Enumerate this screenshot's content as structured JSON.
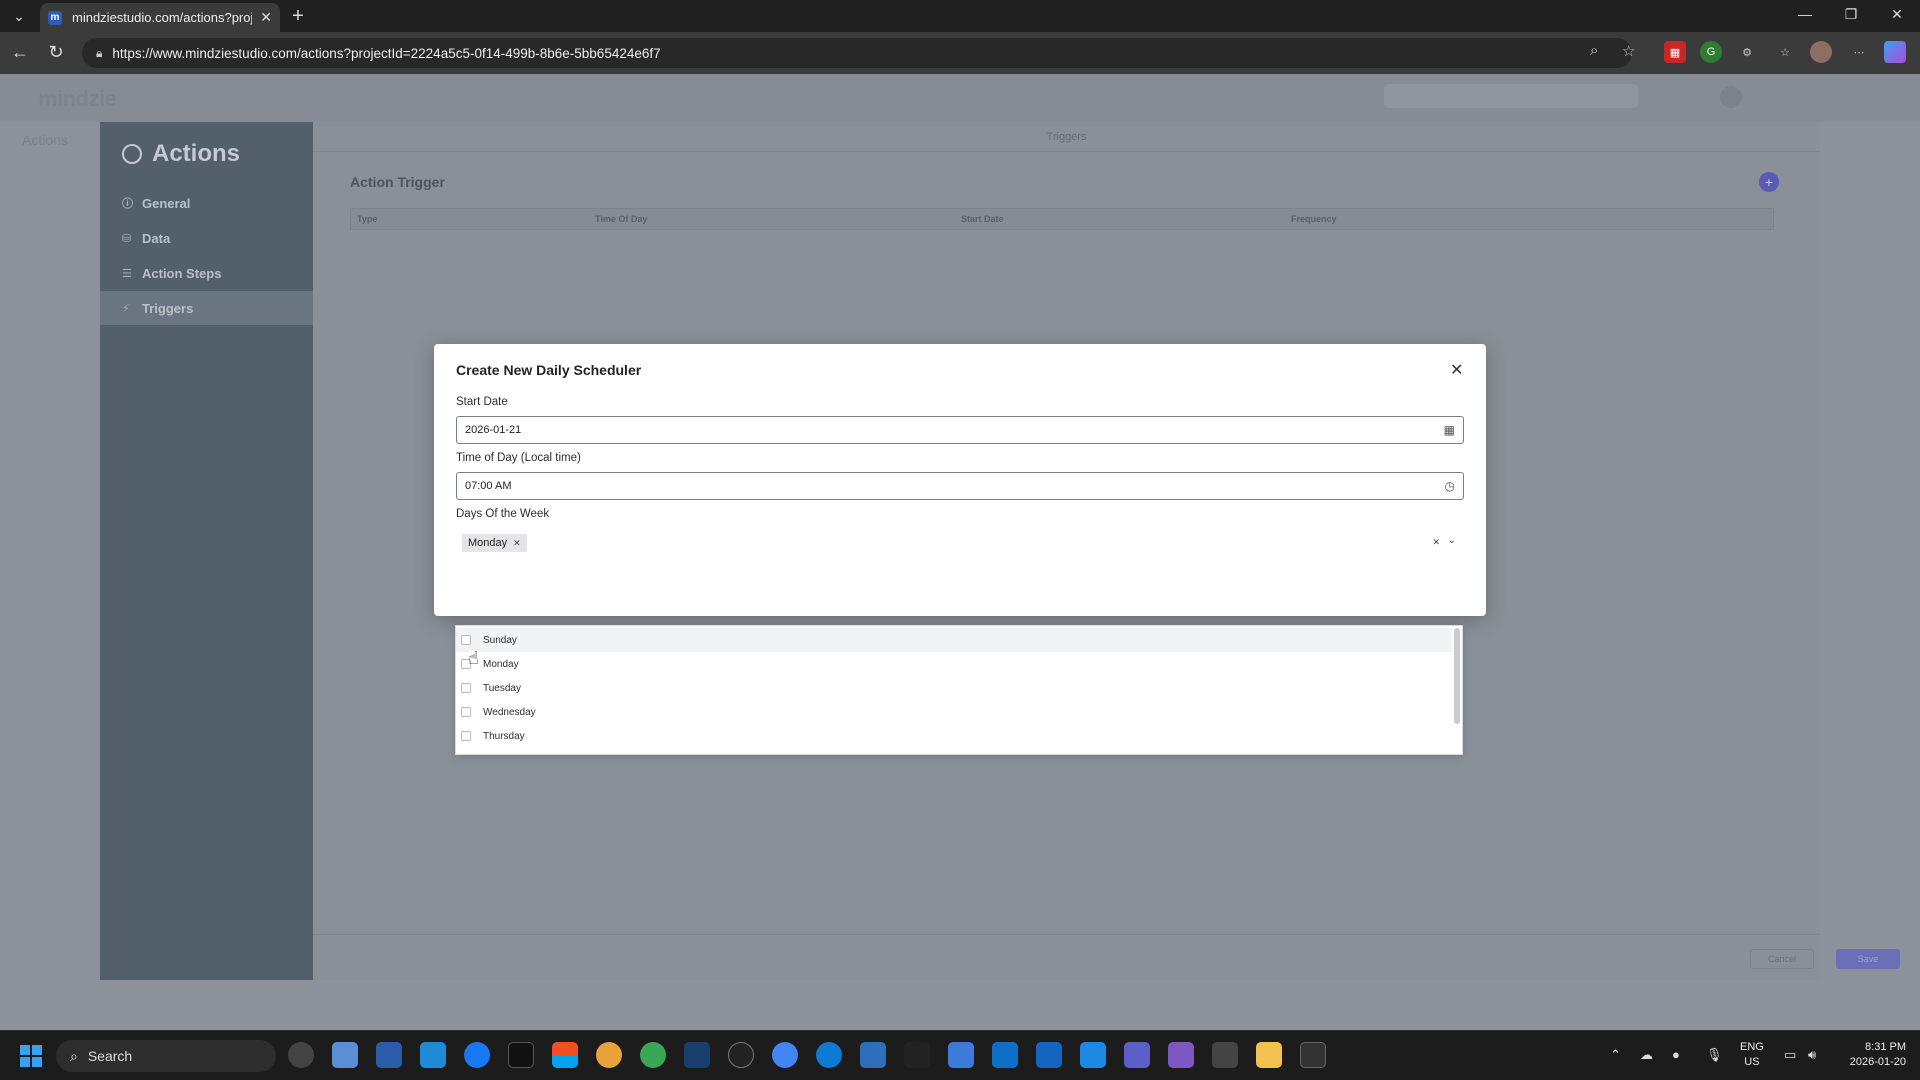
{
  "browser": {
    "tab_title": "mindziestudio.com/actions?proje",
    "favicon_letter": "m",
    "url": "https://www.mindziestudio.com/actions?projectId=2224a5c5-0f14-499b-8b6e-5bb65424e6f7"
  },
  "app": {
    "logo": "mindzie",
    "side_label": "Actions",
    "nav_title": "Actions",
    "nav_items": [
      {
        "label": "General",
        "icon": "info-icon"
      },
      {
        "label": "Data",
        "icon": "data-icon"
      },
      {
        "label": "Action Steps",
        "icon": "steps-icon"
      },
      {
        "label": "Triggers",
        "icon": "bolt-icon"
      }
    ],
    "content_tab": "Triggers",
    "section_title": "Action Trigger",
    "grid_columns": [
      "Type",
      "Time Of Day",
      "Start Date",
      "Frequency"
    ],
    "cancel_label": "Cancel",
    "save_label": "Save"
  },
  "modal": {
    "title": "Create New Daily Scheduler",
    "start_date_label": "Start Date",
    "start_date_value": "2026-01-21",
    "time_label": "Time of Day (Local time)",
    "time_value": "07:00 AM",
    "days_label": "Days Of the Week",
    "selected_days": [
      "Monday"
    ],
    "options": [
      "Sunday",
      "Monday",
      "Tuesday",
      "Wednesday",
      "Thursday"
    ]
  },
  "taskbar": {
    "search_placeholder": "Search",
    "lang_top": "ENG",
    "lang_bottom": "US",
    "time": "8:31 PM",
    "date": "2026-01-20"
  },
  "colors": {
    "accent": "#5a5cb3",
    "sidebar": "#535f6b",
    "overlay_bg": "#8b929c"
  }
}
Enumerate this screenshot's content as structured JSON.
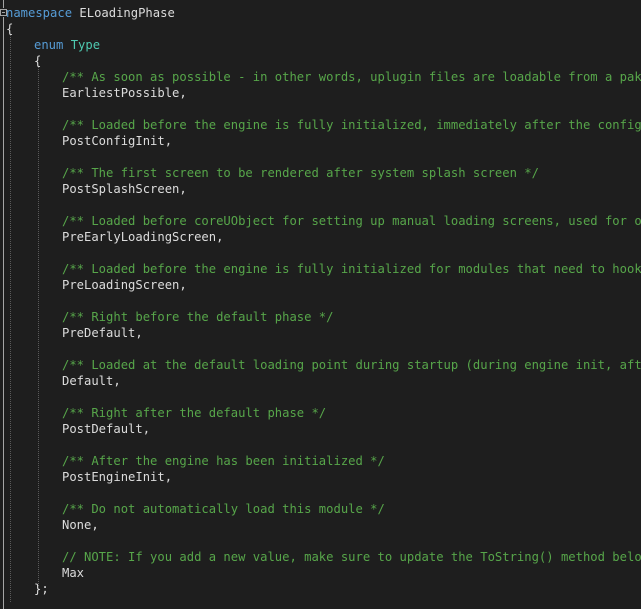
{
  "code": {
    "namespace_keyword": "namespace",
    "namespace_name": "ELoadingPhase",
    "open_brace": "{",
    "enum_keyword": "enum",
    "enum_name": "Type",
    "enum_open_brace": "{",
    "enum_close": "};",
    "entries": [
      {
        "comment": "/** As soon as possible - in other words, uplugin files are loadable from a pak fil",
        "value": "EarliestPossible,"
      },
      {
        "comment": "/** Loaded before the engine is fully initialized, immediately after the config sys",
        "value": "PostConfigInit,"
      },
      {
        "comment": "/** The first screen to be rendered after system splash screen */",
        "value": "PostSplashScreen,"
      },
      {
        "comment": "/** Loaded before coreUObject for setting up manual loading screens, used for our c",
        "value": "PreEarlyLoadingScreen,"
      },
      {
        "comment": "/** Loaded before the engine is fully initialized for modules that need to hook int",
        "value": "PreLoadingScreen,"
      },
      {
        "comment": "/** Right before the default phase */",
        "value": "PreDefault,"
      },
      {
        "comment": "/** Loaded at the default loading point during startup (during engine init, after g",
        "value": "Default,"
      },
      {
        "comment": "/** Right after the default phase */",
        "value": "PostDefault,"
      },
      {
        "comment": "/** After the engine has been initialized */",
        "value": "PostEngineInit,"
      },
      {
        "comment": "/** Do not automatically load this module */",
        "value": "None,"
      },
      {
        "comment": "// NOTE: If you add a new value, make sure to update the ToString() method below!",
        "value": "Max"
      }
    ]
  }
}
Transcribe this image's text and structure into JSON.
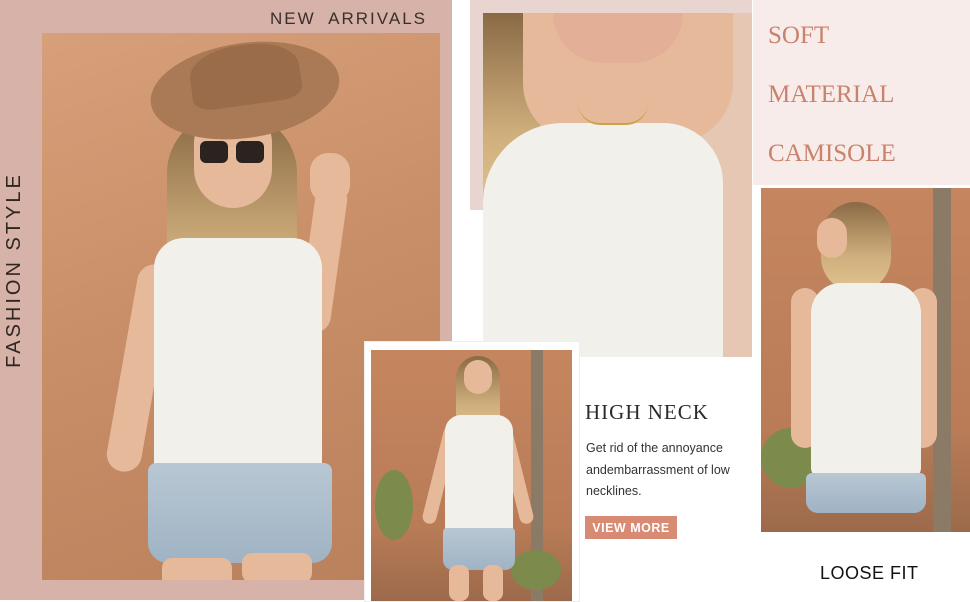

★ ★ ★ ★ ★

### STATED GOAL
Write out every record above exactly as it stands, but leave out the pictures.

### WRITTEN REPLY
Enumerate this screenshot's content as structured JSON.
{
  "browser": {
    "tab_title": "mindziestudio.com/actions?proje",
    "favicon_letter": "m",
    "url": "https://www.mindziestudio.com/actions?projectId=2224a5c5-0f14-499b-8b6e-5bb65424e6f7"
  },
  "app": {
    "logo": "mindzie",
    "side_label": "Actions",
    "nav_title": "Actions",
    "nav_items": [
      {
        "label": "General",
        "icon": "info-icon"
      },
      {
        "label": "Data",
        "icon": "data-icon"
      },
      {
        "label": "Action Steps",
        "icon": "steps-icon"
      },
      {
        "label": "Triggers",
        "icon": "bolt-icon"
      }
    ],
    "content_tab": "Triggers",
    "section_title": "Action Trigger",
    "grid_columns": [
      "Type",
      "Time Of Day",
      "Start Date",
      "Frequency"
    ],
    "cancel_label": "Cancel",
    "save_label": "Save"
  },
  "modal": {
    "title": "Create New Daily Scheduler",
    "start_date_label": "Start Date",
    "start_date_value": "2026-01-21",
    "time_label": "Time of Day (Local time)",
    "time_value": "07:00 AM",
    "days_label": "Days Of the Week",
    "selected_days": [
      "Monday"
    ],
    "options": [
      "Sunday",
      "Monday",
      "Tuesday",
      "Wednesday",
      "Thursday"
    ]
  },
  "taskbar": {
    "search_placeholder": "Search",
    "lang_top": "ENG",
    "lang_bottom": "US",
    "time": "8:31 PM",
    "date": "2026-01-20"
  },
  "colors": {
    "accent": "#5a5cb3",
    "sidebar": "#535f6b",
    "overlay_bg": "#8b929c"
  }
}
Enumerate this screenshot's content as structured JSON.
{
  "code": {
    "namespace_keyword": "namespace",
    "namespace_name": "ELoadingPhase",
    "open_brace": "{",
    "enum_keyword": "enum",
    "enum_name": "Type",
    "enum_open_brace": "{",
    "enum_close": "};",
    "entries": [
      {
        "comment": "/** As soon as possible - in other words, uplugin files are loadable from a pak fil",
        "value": "EarliestPossible,"
      },
      {
        "comment": "/** Loaded before the engine is fully initialized, immediately after the config sys",
        "value": "PostConfigInit,"
      },
      {
        "comment": "/** The first screen to be rendered after system splash screen */",
        "value": "PostSplashScreen,"
      },
      {
        "comment": "/** Loaded before coreUObject for setting up manual loading screens, used for our c",
        "value": "PreEarlyLoadingScreen,"
      },
      {
        "comment": "/** Loaded before the engine is fully initialized for modules that need to hook int",
        "value": "PreLoadingScreen,"
      },
      {
        "comment": "/** Right before the default phase */",
        "value": "PreDefault,"
      },
      {
        "comment": "/** Loaded at the default loading point during startup (during engine init, after g",
        "value": "Default,"
      },
      {
        "comment": "/** Right after the default phase */",
        "value": "PostDefault,"
      },
      {
        "comment": "/** After the engine has been initialized */",
        "value": "PostEngineInit,"
      },
      {
        "comment": "/** Do not automatically load this module */",
        "value": "None,"
      },
      {
        "comment": "// NOTE: If you add a new value, make sure to update the ToString() method below!",
        "value": "Max"
      }
    ]
  }
}
Transcribe this image's text and structure into JSON.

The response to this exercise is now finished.